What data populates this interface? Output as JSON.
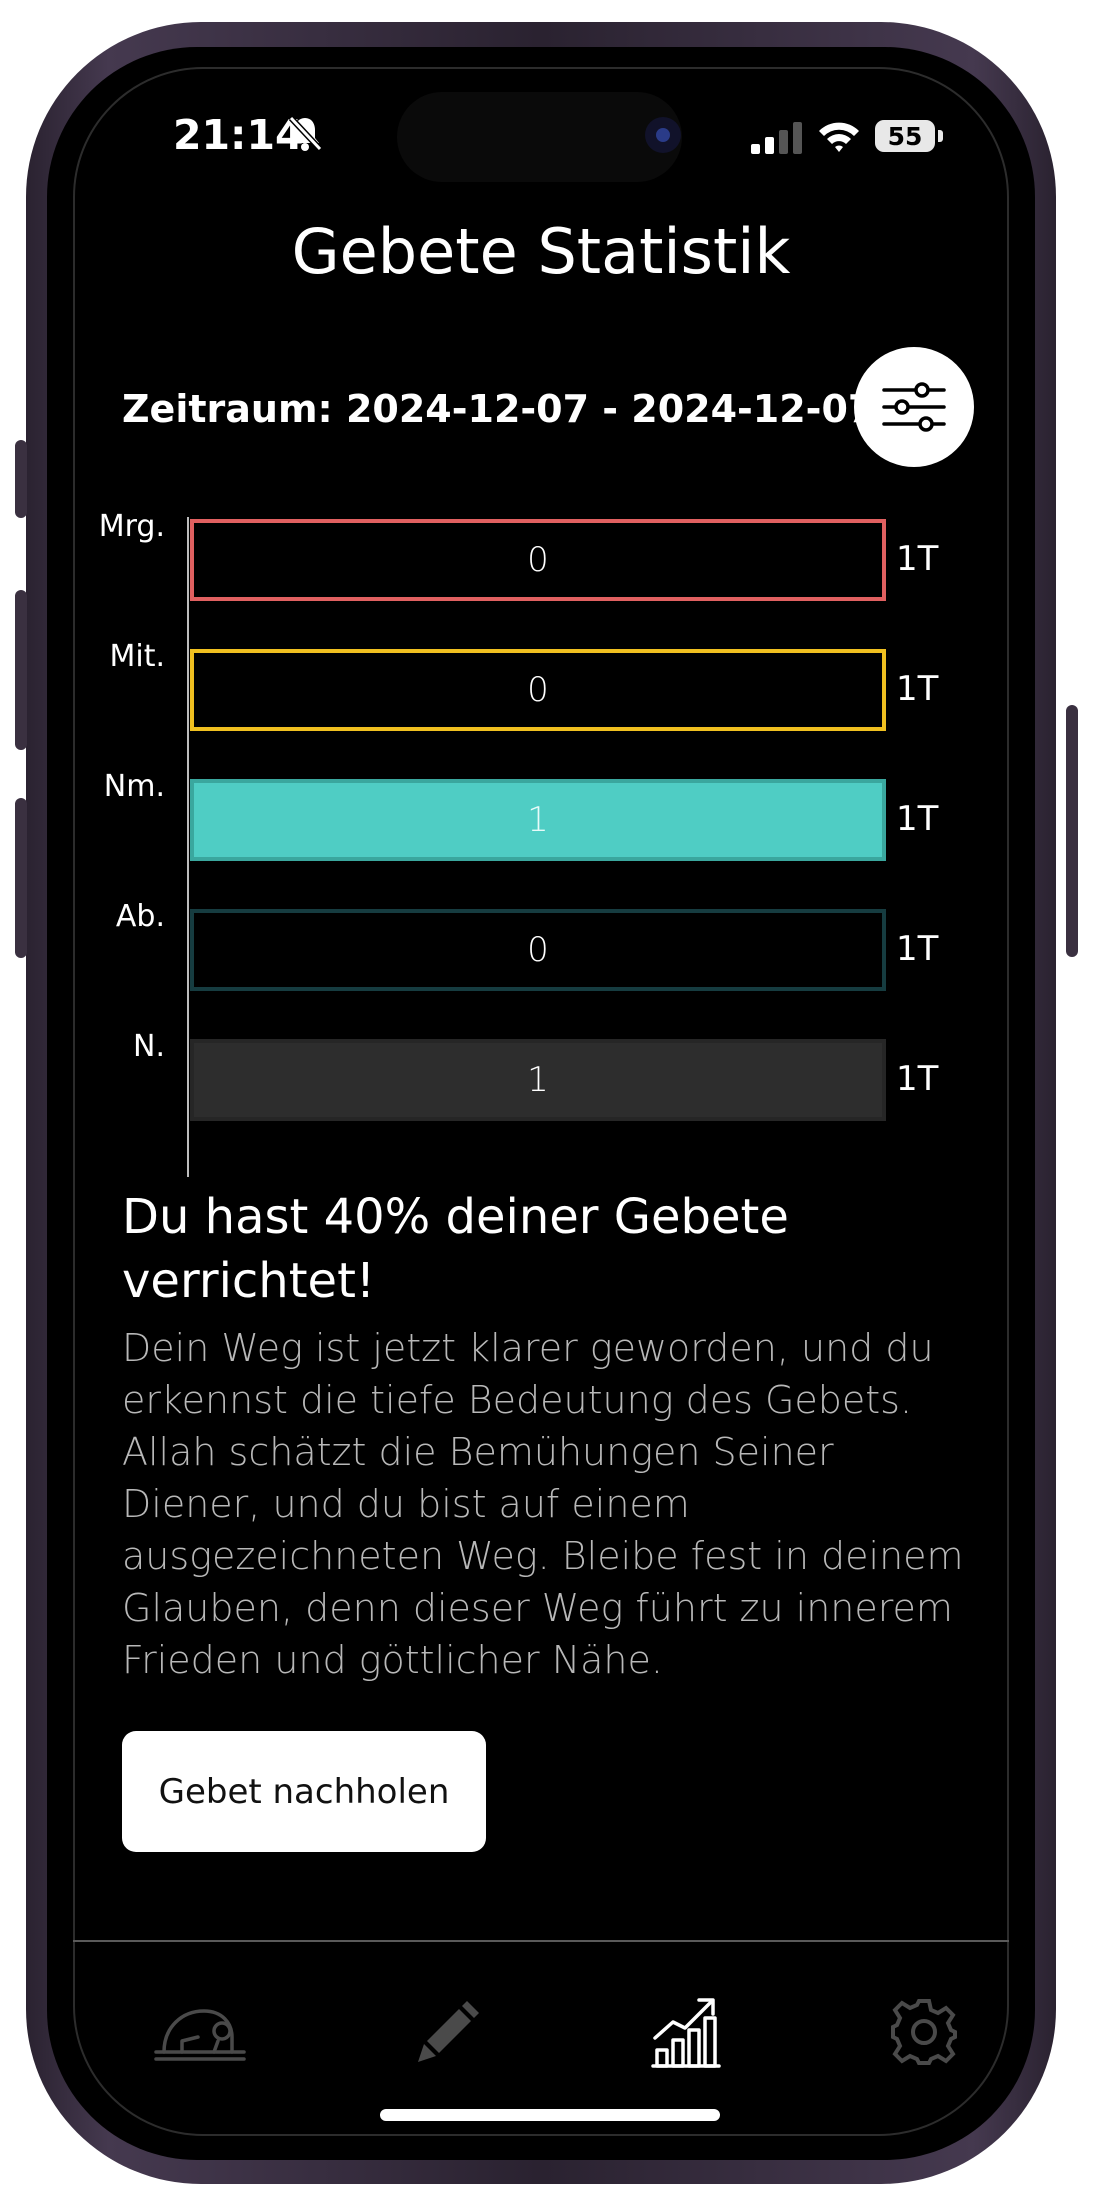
{
  "status_bar": {
    "time": "21:14",
    "battery": "55"
  },
  "header": {
    "title": "Gebete Statistik"
  },
  "period": {
    "label": "Zeitraum: 2024-12-07 - 2024-12-07"
  },
  "chart_data": {
    "type": "bar",
    "orientation": "horizontal",
    "categories": [
      "Mrg.",
      "Mit.",
      "Nm.",
      "Ab.",
      "N."
    ],
    "values": [
      0,
      0,
      1,
      0,
      1
    ],
    "end_labels": [
      "1T",
      "1T",
      "1T",
      "1T",
      "1T"
    ],
    "colors": [
      "#e06060",
      "#f0c020",
      "#4fcdc4",
      "#163c40",
      "#2d2d2d"
    ]
  },
  "summary": {
    "headline": "Du hast 40% deiner Gebete verrichtet!",
    "text": "Dein Weg ist jetzt klarer geworden, und du erkennst die tiefe Bedeutung des Gebets. Allah schätzt die Bemühungen Seiner Diener, und du bist auf einem ausgezeichneten Weg. Bleibe fest in deinem Glauben, denn dieser Weg führt zu innerem Frieden und göttlicher Nähe."
  },
  "actions": {
    "makeup_label": "Gebet nachholen"
  },
  "tabbar": {
    "items": [
      {
        "icon": "prayer-icon",
        "active": false
      },
      {
        "icon": "pencil-icon",
        "active": false
      },
      {
        "icon": "chart-icon",
        "active": true
      },
      {
        "icon": "gear-icon",
        "active": false
      }
    ]
  }
}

== GIVEN INSTRUCTION ==
Every line holding "Gebete" should be copied out.

== ANSWER FOR THIS EXERCISE ==
    "title": "Gebete Statistik"
    "headline": "Du hast 40% deiner Gebete verrichtet!",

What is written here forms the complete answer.